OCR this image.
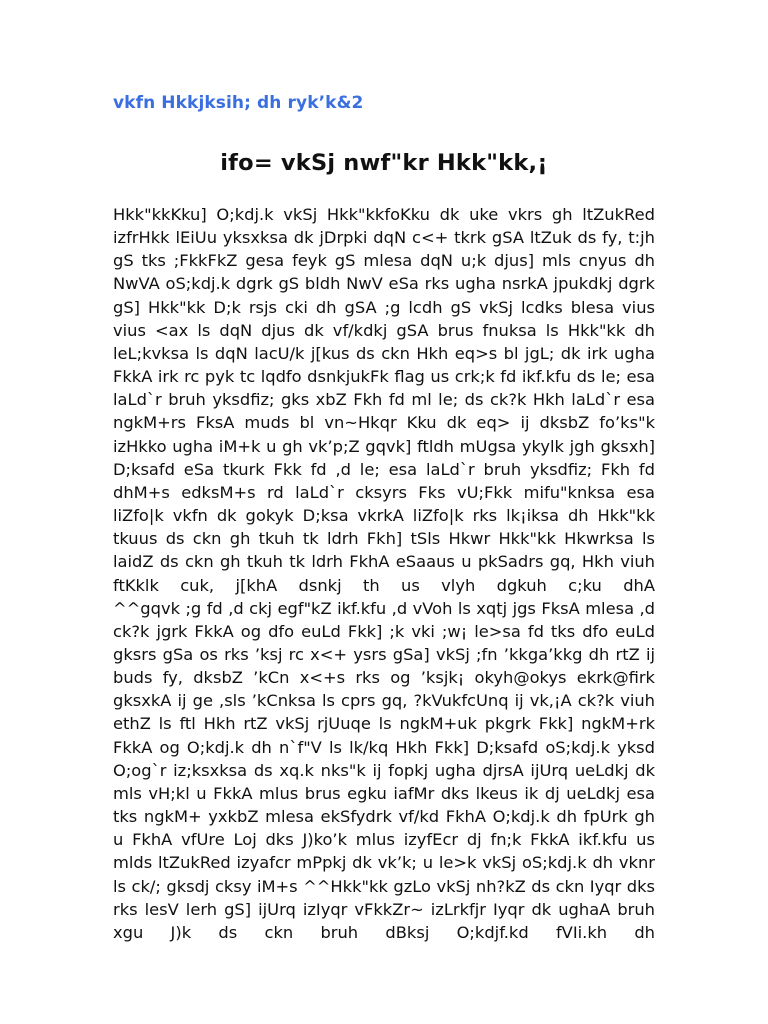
vkfn Hkkjksih; dh ryk’k&2
ifo= vkSj nwf"kr Hkk"kk,¡

Hkk"kkKku] O;kdj.k vkSj Hkk"kkfoKku dk uke vkrs gh ltZukRed izfrHkk lEiUu yksxksa dk jDrpki dqN c<+ tkrk gSA ltZuk ds fy, t:jh gS tks ;FkkFkZ gesa feyk gS mlesa dqN u;k djus] mls cnyus dh NwVA oS;kdj.k dgrk gS bldh NwV eSa rks ugha nsrkA jpukdkj dgrk gS] Hkk"kk D;k rsjs cki dh gSA ;g lcdh gS vkSj lcdks blesa vius vius <ax ls dqN djus dk vf/kdkj gSA brus fnuksa ls Hkk"kk dh leL;kvksa ls dqN lacU/k j[kus ds ckn Hkh eq>s bl jgL; dk irk ugha FkkA irk rc pyk tc lqdfo dsnkjukFk flag us crk;k fd ikf.kfu ds le; esa laLd`r bruh yksdfiz; gks xbZ Fkh fd ml le; ds ck?k Hkh laLd`r esa ngkM+rs FksA muds bl vn~Hkqr Kku dk eq> ij dksbZ fo’ks"k izHkko ugha iM+k u gh vk’p;Z gqvk] ftldh mUgsa ykylk jgh gksxh] D;ksafd eSa tkurk Fkk fd ,d le; esa laLd`r bruh yksdfiz; Fkh fd dhM+s edksM+s rd laLd`r cksyrs Fks vU;Fkk mifu"knksa esa liZfo|k vkfn dk gokyk D;ksa vkrkA liZfo|k rks lk¡iksa dh Hkk"kk tkuus ds ckn gh tkuh tk ldrh Fkh] tSls Hkwr Hkk"kk Hkwrksa ls laidZ ds ckn gh tkuh tk ldrh FkhA eSaaus u pkSadrs gq, Hkh viuh ftKklk cuk, j[khA dsnkj th us vlyh dgkuh c;ku dhA

^^gqvk ;g fd ,d ckj egf"kZ ikf.kfu ,d vVoh ls xqtj jgs FksA mlesa ,d ck?k jgrk FkkA og dfo euLd Fkk] ;k vki ;w¡ le>sa fd tks dfo euLd gksrs gSa os rks ’ksj rc x<+ ysrs gSa] vkSj ;fn ’kkga’kkg dh rtZ ij buds fy, dksbZ ’kCn x<+s rks og ’ksjk¡ okyh@okys ekrk@firk gksxkA ij ge ,sls ’kCnksa ls cprs gq, ?kVukfcUnq ij vk,¡A ck?k viuh ethZ ls ftl Hkh rtZ vkSj rjUuqe ls ngkM+uk pkgrk Fkk] ngkM+rk FkkA og O;kdj.k dh n`f"V ls lk/kq Hkh Fkk] D;ksafd oS;kdj.k yksd O;og`r iz;ksxksa ds xq.k nks"k ij fopkj ugha djrsA ijUrq ueLdkj dk mls vH;kl u FkkA mlus brus egku iafMr dks lkeus ik dj ueLdkj esa tks ngkM+ yxkbZ mlesa ekSfydrk vf/kd FkhA O;kdj.k dh fpUrk gh u FkhA vfUre Loj dks J)ko’k mlus izyfEcr dj fn;k FkkA ikf.kfu us mlds ltZukRed izyafcr mPpkj dk vk’k; u le>k vkSj oS;kdj.k dh vknr ls ck/; gksdj cksy iM+s ^^Hkk"kk gzLo vkSj nh?kZ ds ckn Iyqr dks rks lesV lerh gS] ijUrq izIyqr vFkkZr~ izLrkfjr Iyqr dk ughaA bruh xgu J)k ds ckn bruh dBksj O;kdjf.kd fVIi.kh dh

^^^^^^^^

#### [Task to complete]
Leave the pictures out and reproduce all of the records exactly.

#### [Answer for the task]
OCR this image.
vkfn Hkkjksih; dh ryk’k&2
ifo= vkSj nwf"kr Hkk"kk,¡

Hkk"kkKku] O;kdj.k vkSj Hkk"kkfoKku dk uke vkrs gh ltZukRed izfrHkk lEiUu yksxksa dk jDrpki dqN c<+ tkrk gSA ltZuk ds fy, t:jh gS tks ;FkkFkZ gesa feyk gS mlesa dqN u;k djus] mls cnyus dh NwVA oS;kdj.k dgrk gS bldh NwV eSa rks ugha nsrkA jpukdkj dgrk gS] Hkk"kk D;k rsjs cki dh gSA ;g lcdh gS vkSj lcdks blesa vius vius <ax ls dqN djus dk vf/kdkj gSA brus fnuksa ls Hkk"kk dh leL;kvksa ls dqN lacU/k j[kus ds ckn Hkh eq>s bl jgL; dk irk ugha FkkA irk rc pyk tc lqdfo dsnkjukFk flag us crk;k fd ikf.kfu ds le; esa laLd`r bruh yksdfiz; gks xbZ Fkh fd ml le; ds ck?k Hkh laLd`r esa ngkM+rs FksA muds bl vn~Hkqr Kku dk eq> ij dksbZ fo’ks"k izHkko ugha iM+k u gh vk’p;Z gqvk] ftldh mUgsa ykylk jgh gksxh] D;ksafd eSa tkurk Fkk fd ,d le; esa laLd`r bruh yksdfiz; Fkh fd dhM+s edksM+s rd laLd`r cksyrs Fks vU;Fkk mifu"knksa esa liZfo|k vkfn dk gokyk D;ksa vkrkA liZfo|k rks lk¡iksa dh Hkk"kk tkuus ds ckn gh tkuh tk ldrh Fkh] tSls Hkwr Hkk"kk Hkwrksa ls laidZ ds ckn gh tkuh tk ldrh FkhA eSaaus u pkSadrs gq, Hkh viuh ftKklk cuk, j[khA dsnkj th us vlyh dgkuh c;ku dhA

^^gqvk ;g fd ,d ckj egf"kZ ikf.kfu ,d vVoh ls xqtj jgs FksA mlesa ,d ck?k jgrk FkkA og dfo euLd Fkk] ;k vki ;w¡ le>sa fd tks dfo euLd gksrs gSa os rks ’ksj rc x<+ ysrs gSa] vkSj ;fn ’kkga’kkg dh rtZ ij buds fy, dksbZ ’kCn x<+s rks og ’ksjk¡ okyh@okys ekrk@firk gksxkA ij ge ,sls ’kCnksa ls cprs gq, ?kVukfcUnq ij vk,¡A ck?k viuh ethZ ls ftl Hkh rtZ vkSj rjUuqe ls ngkM+uk pkgrk Fkk] ngkM+rk FkkA og O;kdj.k dh n`f"V ls lk/kq Hkh Fkk] D;ksafd oS;kdj.k yksd O;og`r iz;ksxksa ds xq.k nks"k ij fopkj ugha djrsA ijUrq ueLdkj dk mls vH;kl u FkkA mlus brus egku iafMr dks lkeus ik dj ueLdkj esa tks ngkM+ yxkbZ mlesa ekSfydrk vf/kd FkhA O;kdj.k dh fpUrk gh u FkhA vfUre Loj dks J)ko’k mlus izyfEcr dj fn;k FkkA ikf.kfu us mlds ltZukRed izyafcr mPpkj dk vk’k; u le>k vkSj oS;kdj.k dh vknr ls ck/; gksdj cksy iM+s ^^Hkk"kk gzLo vkSj nh?kZ ds ckn Iyqr dks rks lesV lerh gS] ijUrq izIyqr vFkkZr~ izLrkfjr Iyqr dk ughaA bruh xgu J)k ds ckn bruh dBksj O;kdjf.kd fVIi.kh dh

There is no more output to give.